**Supplied material**
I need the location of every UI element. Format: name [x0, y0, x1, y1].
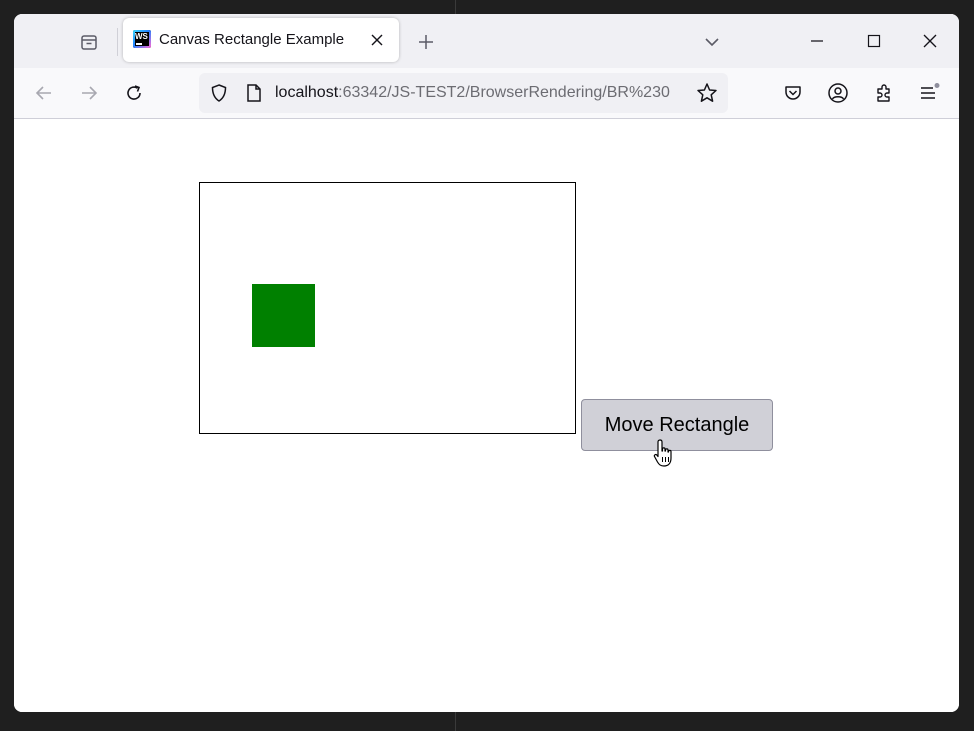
tab-bar: WS Canvas Rectangle Example: [14, 14, 959, 68]
tab-canvas-rectangle[interactable]: WS Canvas Rectangle Example: [123, 18, 399, 62]
forward-arrow-icon[interactable]: [73, 77, 105, 109]
page-icon[interactable]: [244, 83, 264, 103]
browser-window: WS Canvas Rectangle Example localhost:63…: [14, 14, 959, 712]
puzzle-icon[interactable]: [868, 77, 900, 109]
webstorm-icon: WS: [133, 30, 151, 48]
minimize-icon[interactable]: [800, 26, 834, 56]
plus-icon[interactable]: [414, 30, 438, 54]
move-rectangle-button[interactable]: Move Rectangle: [581, 399, 773, 451]
hamburger-menu-icon[interactable]: [913, 77, 945, 109]
pocket-icon[interactable]: [777, 77, 809, 109]
maximize-icon[interactable]: [857, 26, 891, 56]
url-host: localhost: [275, 84, 339, 101]
drawing-canvas[interactable]: [199, 182, 576, 434]
url-path: :63342/JS-TEST2/BrowserRendering/BR%230: [338, 84, 670, 101]
shield-icon[interactable]: [209, 83, 229, 103]
url-bar[interactable]: localhost:63342/JS-TEST2/BrowserRenderin…: [199, 73, 728, 113]
favicon-text: WS: [135, 32, 148, 41]
tab-title: Canvas Rectangle Example: [159, 31, 345, 48]
account-icon[interactable]: [822, 77, 854, 109]
tab-separator: [117, 28, 118, 56]
chevron-down-icon[interactable]: [700, 30, 724, 54]
back-arrow-icon[interactable]: [28, 77, 60, 109]
close-window-icon[interactable]: [913, 26, 947, 56]
page-content: Move Rectangle: [14, 119, 959, 712]
star-icon[interactable]: [696, 82, 718, 104]
close-icon[interactable]: [367, 30, 387, 50]
green-rectangle: [252, 284, 315, 347]
navigation-toolbar: localhost:63342/JS-TEST2/BrowserRenderin…: [14, 68, 959, 119]
hand-pointer-cursor-icon: [653, 439, 672, 467]
url-text[interactable]: localhost:63342/JS-TEST2/BrowserRenderin…: [275, 84, 689, 102]
reload-icon[interactable]: [118, 77, 150, 109]
firefox-view-icon[interactable]: [72, 26, 106, 58]
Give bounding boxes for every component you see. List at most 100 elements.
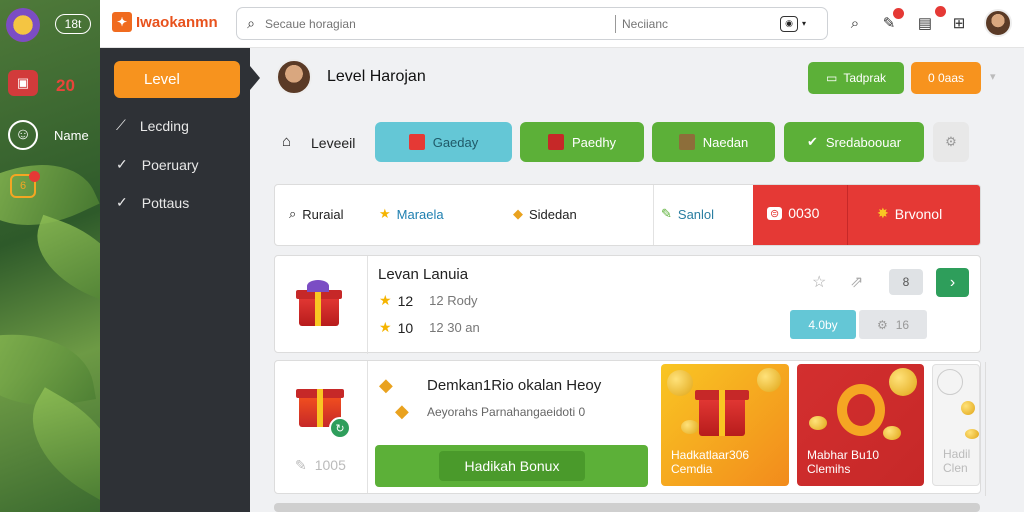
star-icon: ★ [379,319,392,335]
notification-icon[interactable]: ✎ [878,8,904,34]
reward-card: Levan Lanuia ★ 12 12 Rody ★ 10 12 30 an … [274,255,981,354]
bonus-tile[interactable]: Hadil Clen [932,364,980,486]
inbox-icon[interactable]: ▤ [914,6,946,34]
cube-icon: ◆ [513,206,523,221]
star-icon: ★ [379,292,392,308]
tab-sidedan[interactable]: ◆ Sidedan [513,206,577,222]
share-icon[interactable]: ⇗ [850,272,863,292]
rail-item-inbox[interactable]: ▣ [8,70,38,96]
chip-paedhy[interactable]: Paedhy [520,122,644,162]
brand[interactable]: ✦ Iwaokanmn [112,12,218,32]
pencil-icon: ✎ [295,457,307,473]
next-button[interactable]: › [936,268,969,297]
promo-banner[interactable]: ⊜ 0030 ✸ Brvonol [753,185,980,245]
search-icon: ⌕ [247,15,255,31]
box-icon [678,134,695,150]
tab-maraela[interactable]: ★ Maraela [379,206,444,222]
search-icon[interactable]: ⌕ [844,12,866,34]
search-icon: ⌕ [289,206,297,221]
reward-value-chip[interactable]: ⚙ 16 [859,310,927,339]
tab-sanlol[interactable]: ✎ Sanlol [661,206,714,222]
brand-name: Iwaokanmn [136,13,218,31]
gift-box-icon [293,278,349,334]
bonus-counter: ✎ 1005 [295,457,346,473]
calendar-icon [408,134,425,150]
bonus-tile[interactable]: Mabhar Bu10 Clemihs [797,364,924,486]
sidebar-item-pottaus[interactable]: ✓ Pottaus [116,194,189,211]
mini-badge[interactable]: 8 [889,269,923,295]
rail-count: 20 [56,76,75,95]
sidebar-pointer [250,66,260,90]
star-icon: ★ [379,206,391,221]
bonus-title: Demkan1Rio okalan Heoy [427,377,602,394]
settings-icon: ⚙ [876,317,888,332]
ticket-icon: ⊜ [767,206,783,220]
bonus-tile[interactable]: Hadkatlaar306 Cemdia [661,364,789,486]
left-rail: 18t ▣ 20 ☺ Name 6 [0,0,100,512]
search-input[interactable] [265,16,605,31]
divider [653,185,654,245]
chip-gaeday[interactable]: Gaeday [375,122,512,162]
secondary-search-input[interactable] [622,16,762,31]
check-icon: ✓ [116,194,128,210]
sidebar-item-level[interactable]: Level [114,61,240,98]
camera-icon[interactable]: ◉ [780,15,798,32]
coin-c-icon [837,384,885,436]
gift-icon [547,134,564,150]
coin-icon [937,369,963,395]
promo-b: ✸ Brvonol [877,205,943,222]
bonus-cta-button[interactable]: Hadikah Bonux [375,445,648,487]
more-chip[interactable]: ⚙ [933,122,969,162]
divider [847,185,848,245]
gift-box-icon: ↻ [293,375,353,439]
tile-label: Mabhar Bu10 Clemihs [807,448,880,476]
brand-logo-icon: ✦ [112,12,132,32]
pencil-icon: ✎ [661,206,672,221]
leaf-decoration [9,387,100,503]
app-logo-icon [6,8,40,42]
chip-naedan[interactable]: Naedan [652,122,775,162]
settings-icon: ⚙ [945,134,957,149]
search-bar: ⌕ ◉ ▾ [236,7,828,40]
divider [367,256,368,354]
chevron-down-icon[interactable]: ▾ [990,70,996,83]
tile-label: Hadkatlaar306 Cemdia [671,448,750,476]
gift-box-icon [695,380,755,440]
reward-title: Levan Lanuia [378,266,469,283]
tab-ruraial[interactable]: ⌕ Ruraial [289,206,343,222]
rail-item-profile[interactable]: ☺ Name [8,120,89,150]
leaf-decoration [22,214,100,306]
grid-icon[interactable]: ⊞ [948,12,970,34]
reward-chip[interactable]: 4.0by [790,310,856,339]
avatar[interactable] [984,9,1012,37]
divider [367,361,368,493]
rail-time-badge: 18t [55,14,91,34]
check-icon: ✓ [116,156,128,172]
secondary-action-button[interactable]: 0 0aas [911,62,981,94]
tabs-card: ⌕ Ruraial ★ Maraela ◆ Sidedan ✎ Sanlol ⊜ 003… [274,184,981,246]
screen-icon: ▭ [825,71,838,85]
divider [985,362,986,496]
search-divider [615,14,616,33]
chip-sredaboouar[interactable]: ✔ Sredaboouar [784,122,924,162]
horizontal-scrollbar[interactable] [274,503,980,512]
reward-row: ★ 10 12 30 an [379,319,480,336]
rail-item-alerts[interactable]: 6 [10,171,40,198]
reward-row: ★ 12 12 Rody [379,292,478,309]
sidebar-item-leading[interactable]: ⟋ Lecding [116,117,189,134]
primary-action-button[interactable]: ▭ Tadprak [808,62,904,94]
sparkle-icon: ✸ [877,205,889,221]
sidebar-item-february[interactable]: ✓ Poeruary [116,156,199,173]
bonus-subtitle: Aeyorahs Parnahangaeidoti 0 [427,405,586,419]
checkmark-icon: ✔ [806,134,818,149]
profile-icon: ☺ [8,120,38,150]
alert-icon: 6 [10,171,40,198]
tile-label: Hadil Clen [943,447,971,475]
caret-down-icon[interactable]: ▾ [802,19,806,28]
page-title: Level Harojan [327,68,426,85]
page-avatar [276,59,312,95]
home-icon: ⌂ [282,133,292,150]
promo-a: ⊜ 0030 [767,205,819,221]
star-outline-icon[interactable]: ☆ [812,272,826,292]
rail-logo[interactable] [6,8,40,42]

**What the exercise asks**
Switch every "interactable" in the data to "clickable" and write out all of the data again with nothing else altered. Omit the pictures.

**Complete output**
I need the location of every UI element. Format: name [x0, y0, x1, y1].
tab-bar: WS Canvas Rectangle Example: [14, 14, 959, 68]
tab-canvas-rectangle[clickable]: WS Canvas Rectangle Example: [123, 18, 399, 62]
forward-arrow-icon[clickable]: [73, 77, 105, 109]
page-icon[clickable]: [244, 83, 264, 103]
browser-window: WS Canvas Rectangle Example localhost:63…: [14, 14, 959, 712]
puzzle-icon[clickable]: [868, 77, 900, 109]
webstorm-icon: WS: [133, 30, 151, 48]
minimize-icon[clickable]: [800, 26, 834, 56]
plus-icon[clickable]: [414, 30, 438, 54]
move-rectangle-button[clickable]: Move Rectangle: [581, 399, 773, 451]
hamburger-menu-icon[clickable]: [913, 77, 945, 109]
pocket-icon[clickable]: [777, 77, 809, 109]
maximize-icon[clickable]: [857, 26, 891, 56]
url-host: localhost: [275, 84, 339, 101]
drawing-canvas[clickable]: [199, 182, 576, 434]
url-path: :63342/JS-TEST2/BrowserRendering/BR%230: [338, 84, 670, 101]
shield-icon[clickable]: [209, 83, 229, 103]
url-bar[clickable]: localhost:63342/JS-TEST2/BrowserRenderin…: [199, 73, 728, 113]
favicon-text: WS: [135, 32, 148, 41]
tab-title: Canvas Rectangle Example: [159, 31, 345, 48]
account-icon[clickable]: [822, 77, 854, 109]
tab-separator: [117, 28, 118, 56]
chevron-down-icon[clickable]: [700, 30, 724, 54]
back-arrow-icon[clickable]: [28, 77, 60, 109]
close-window-icon[clickable]: [913, 26, 947, 56]
page-content: Move Rectangle: [14, 119, 959, 712]
star-icon[clickable]: [696, 82, 718, 104]
close-icon[clickable]: [367, 30, 387, 50]
green-rectangle: [252, 284, 315, 347]
navigation-toolbar: localhost:63342/JS-TEST2/BrowserRenderin…: [14, 68, 959, 119]
hand-pointer-cursor-icon: [653, 439, 672, 467]
url-text[clickable]: localhost:63342/JS-TEST2/BrowserRenderin…: [275, 84, 689, 102]
reload-icon[clickable]: [118, 77, 150, 109]
firefox-view-icon[clickable]: [72, 26, 106, 58]
Give bounding boxes for every component you see. List at most 100 elements.
star-icon: ★ [379,319,392,335]
notification-icon[clickable]: ✎ [878,8,904,34]
reward-card: Levan Lanuia ★ 12 12 Rody ★ 10 12 30 an … [274,255,981,354]
bonus-tile[clickable]: Hadil Clen [932,364,980,486]
inbox-icon[clickable]: ▤ [914,6,946,34]
cube-icon: ◆ [513,206,523,221]
star-icon: ★ [379,292,392,308]
tab-sidedan[clickable]: ◆ Sidedan [513,206,577,222]
share-icon[clickable]: ⇗ [850,272,863,292]
rail-item-inbox[clickable]: ▣ [8,70,38,96]
chip-paedhy[clickable]: Paedhy [520,122,644,162]
brand[clickable]: ✦ Iwaokanmn [112,12,218,32]
pencil-icon: ✎ [295,457,307,473]
next-button[clickable]: › [936,268,969,297]
promo-banner[clickable]: ⊜ 0030 ✸ Brvonol [753,185,980,245]
search-icon: ⌕ [247,15,255,31]
box-icon [678,134,695,150]
tab-maraela[clickable]: ★ Maraela [379,206,444,222]
search-icon[clickable]: ⌕ [844,12,866,34]
search-icon: ⌕ [289,206,297,221]
reward-value-chip[clickable]: ⚙ 16 [859,310,927,339]
tab-sanlol[clickable]: ✎ Sanlol [661,206,714,222]
brand-name: Iwaokanmn [136,13,218,31]
gift-box-icon [293,278,349,334]
bonus-counter: ✎ 1005 [295,457,346,473]
calendar-icon [408,134,425,150]
bonus-tile[clickable]: Mabhar Bu10 Clemihs [797,364,924,486]
sidebar-item-pottaus[clickable]: ✓ Pottaus [116,194,189,211]
mini-badge[clickable]: 8 [889,269,923,295]
rail-count: 20 [56,76,75,95]
sidebar-pointer [250,66,260,90]
star-icon: ★ [379,206,391,221]
bonus-title: Demkan1Rio okalan Heoy [427,377,602,394]
settings-icon: ⚙ [876,317,888,332]
ticket-icon: ⊜ [767,206,783,220]
bonus-tile[clickable]: Hadkatlaar306 Cemdia [661,364,789,486]
left-rail: 18t ▣ 20 ☺ Name 6 [0,0,100,512]
search-input[clickable] [265,16,605,31]
divider [653,185,654,245]
chip-gaeday[clickable]: Gaeday [375,122,512,162]
secondary-search-input[clickable] [622,16,762,31]
check-icon: ✓ [116,194,128,210]
sidebar-item-level[clickable]: Level [114,61,240,98]
camera-icon[clickable]: ◉ [780,15,798,32]
coin-c-icon [837,384,885,436]
gift-icon [547,134,564,150]
coin-icon [937,369,963,395]
promo-b: ✸ Brvonol [877,205,943,222]
bonus-cta-button[clickable]: Hadikah Bonux [375,445,648,487]
more-chip[clickable]: ⚙ [933,122,969,162]
divider [847,185,848,245]
gift-box-icon: ↻ [293,375,353,439]
tile-label: Mabhar Bu10 Clemihs [807,448,880,476]
brand-logo-icon: ✦ [112,12,132,32]
pencil-icon: ✎ [661,206,672,221]
leaf-decoration [9,387,100,503]
app-logo-icon [6,8,40,42]
chip-naedan[clickable]: Naedan [652,122,775,162]
settings-icon: ⚙ [945,134,957,149]
search-bar: ⌕ ◉ ▾ [236,7,828,40]
divider [367,256,368,354]
chevron-down-icon[clickable]: ▾ [990,70,996,83]
tile-label: Hadkatlaar306 Cemdia [671,448,750,476]
gift-box-icon [695,380,755,440]
reward-title: Levan Lanuia [378,266,469,283]
tab-ruraial[clickable]: ⌕ Ruraial [289,206,343,222]
rail-item-profile[clickable]: ☺ Name [8,120,89,150]
leaf-decoration [22,214,100,306]
grid-icon[clickable]: ⊞ [948,12,970,34]
reward-chip[clickable]: 4.0by [790,310,856,339]
avatar[clickable] [984,9,1012,37]
divider [367,361,368,493]
rail-time-badge: 18t [55,14,91,34]
check-icon: ✓ [116,156,128,172]
secondary-action-button[clickable]: 0 0aas [911,62,981,94]
tabs-card: ⌕ Ruraial ★ Maraela ◆ Sidedan ✎ Sanlol ⊜ 003… [274,184,981,246]
screen-icon: ▭ [825,71,838,85]
divider [985,362,986,496]
search-divider [615,14,616,33]
chip-sredaboouar[clickable]: ✔ Sredaboouar [784,122,924,162]
horizontal-scrollbar[clickable] [274,503,980,512]
reward-row: ★ 10 12 30 an [379,319,480,336]
rail-item-alerts[clickable]: 6 [10,171,40,198]
reward-row: ★ 12 12 Rody [379,292,478,309]
sidebar-item-leading[clickable]: ⟋ Lecding [116,117,189,134]
primary-action-button[clickable]: ▭ Tadprak [808,62,904,94]
sparkle-icon: ✸ [877,205,889,221]
sidebar-item-february[clickable]: ✓ Poeruary [116,156,199,173]
bonus-subtitle: Aeyorahs Parnahangaeidoti 0 [427,405,586,419]
checkmark-icon: ✔ [806,134,818,149]
profile-icon: ☺ [8,120,38,150]
alert-icon: 6 [10,171,40,198]
tile-label: Hadil Clen [943,447,971,475]
caret-down-icon[clickable]: ▾ [802,19,806,28]
page-title: Level Harojan [327,68,426,85]
page-avatar [276,59,312,95]
home-icon: ⌂ [282,133,292,150]
promo-a: ⊜ 0030 [767,205,819,221]
star-outline-icon[clickable]: ☆ [812,272,826,292]
rail-logo[clickable] [6,8,40,42]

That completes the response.